DESCRIPTION OF THE TASK: Without including any pictures, copy each entry below exactly.

[Records that describe figures]
** Start **

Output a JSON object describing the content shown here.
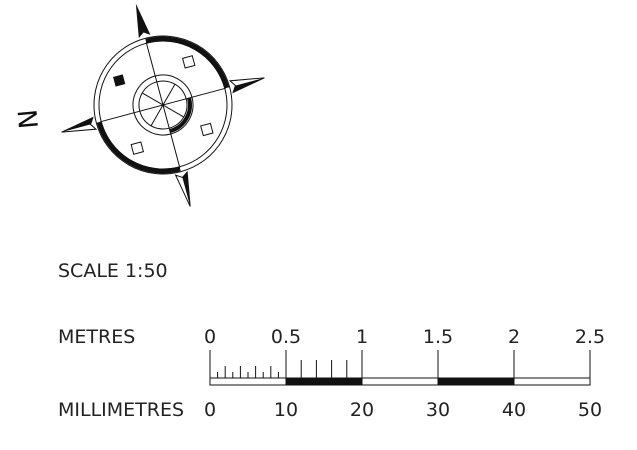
{
  "compass": {
    "north_letter": "N"
  },
  "scale": {
    "scale_label": "SCALE 1:50",
    "metres_label": "METRES",
    "millimetres_label": "MILLIMETRES",
    "metre_ticks": [
      "0",
      "0.5",
      "1",
      "1.5",
      "2",
      "2.5"
    ],
    "millimetre_ticks": [
      "0",
      "10",
      "20",
      "30",
      "40",
      "50"
    ]
  }
}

** End **

IN RESPONSE:
Output a JSON object describing the content shown here.
{
  "compass": {
    "north_letter": "N"
  },
  "scale": {
    "scale_label": "SCALE 1:50",
    "metres_label": "METRES",
    "millimetres_label": "MILLIMETRES",
    "metre_ticks": [
      "0",
      "0.5",
      "1",
      "1.5",
      "2",
      "2.5"
    ],
    "millimetre_ticks": [
      "0",
      "10",
      "20",
      "30",
      "40",
      "50"
    ]
  }
}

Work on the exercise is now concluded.